__Task details__.
Will you output the entries below exactly, skipping every image they contain?
— begin Supplied material —
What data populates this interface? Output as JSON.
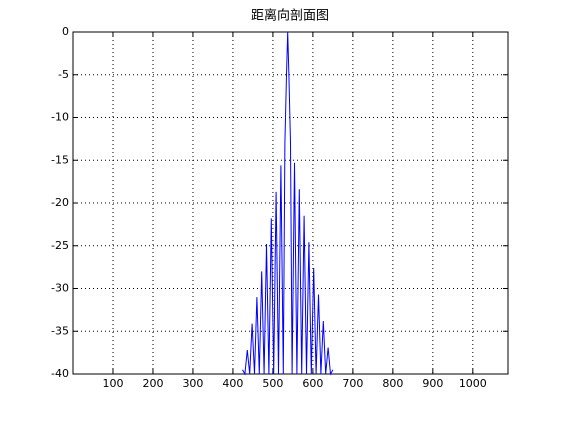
{
  "chart_data": {
    "type": "line",
    "title": "距离向剖面图",
    "x": [
      424,
      430,
      436,
      442,
      448,
      454,
      460,
      466,
      472,
      478,
      484,
      490,
      496,
      502,
      508,
      514,
      520,
      526,
      530,
      534,
      537,
      540,
      544,
      548,
      554,
      560,
      566,
      572,
      578,
      584,
      590,
      596,
      602,
      608,
      614,
      620,
      626,
      632,
      638,
      644,
      650
    ],
    "series": [
      {
        "color": "#0000ff",
        "values": [
          -39.5,
          -40,
          -37.2,
          -40,
          -34.1,
          -40,
          -31.0,
          -40,
          -28.0,
          -40,
          -24.8,
          -40,
          -21.8,
          -40,
          -18.7,
          -40,
          -15.6,
          -40,
          -13,
          -5,
          0,
          -5,
          -13,
          -40,
          -15.3,
          -40,
          -18.4,
          -40,
          -21.5,
          -40,
          -24.6,
          -40,
          -27.6,
          -40,
          -30.7,
          -40,
          -33.8,
          -40,
          -36.9,
          -40,
          -39.5
        ]
      }
    ],
    "xlim": [
      0,
      1088
    ],
    "ylim": [
      -40,
      0
    ],
    "xticks": [
      100,
      200,
      300,
      400,
      500,
      600,
      700,
      800,
      900,
      1000
    ],
    "yticks": [
      0,
      -5,
      -10,
      -15,
      -20,
      -25,
      -30,
      -35,
      -40
    ],
    "grid": true
  }
}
— end Supplied material —
__Answer for this exercise__.
What data populates this interface? Output as JSON.
{
  "chart_data": {
    "type": "line",
    "title": "距离向剖面图",
    "x": [
      424,
      430,
      436,
      442,
      448,
      454,
      460,
      466,
      472,
      478,
      484,
      490,
      496,
      502,
      508,
      514,
      520,
      526,
      530,
      534,
      537,
      540,
      544,
      548,
      554,
      560,
      566,
      572,
      578,
      584,
      590,
      596,
      602,
      608,
      614,
      620,
      626,
      632,
      638,
      644,
      650
    ],
    "series": [
      {
        "color": "#0000ff",
        "values": [
          -39.5,
          -40,
          -37.2,
          -40,
          -34.1,
          -40,
          -31.0,
          -40,
          -28.0,
          -40,
          -24.8,
          -40,
          -21.8,
          -40,
          -18.7,
          -40,
          -15.6,
          -40,
          -13,
          -5,
          0,
          -5,
          -13,
          -40,
          -15.3,
          -40,
          -18.4,
          -40,
          -21.5,
          -40,
          -24.6,
          -40,
          -27.6,
          -40,
          -30.7,
          -40,
          -33.8,
          -40,
          -36.9,
          -40,
          -39.5
        ]
      }
    ],
    "xlim": [
      0,
      1088
    ],
    "ylim": [
      -40,
      0
    ],
    "xticks": [
      100,
      200,
      300,
      400,
      500,
      600,
      700,
      800,
      900,
      1000
    ],
    "yticks": [
      0,
      -5,
      -10,
      -15,
      -20,
      -25,
      -30,
      -35,
      -40
    ],
    "grid": true
  }
}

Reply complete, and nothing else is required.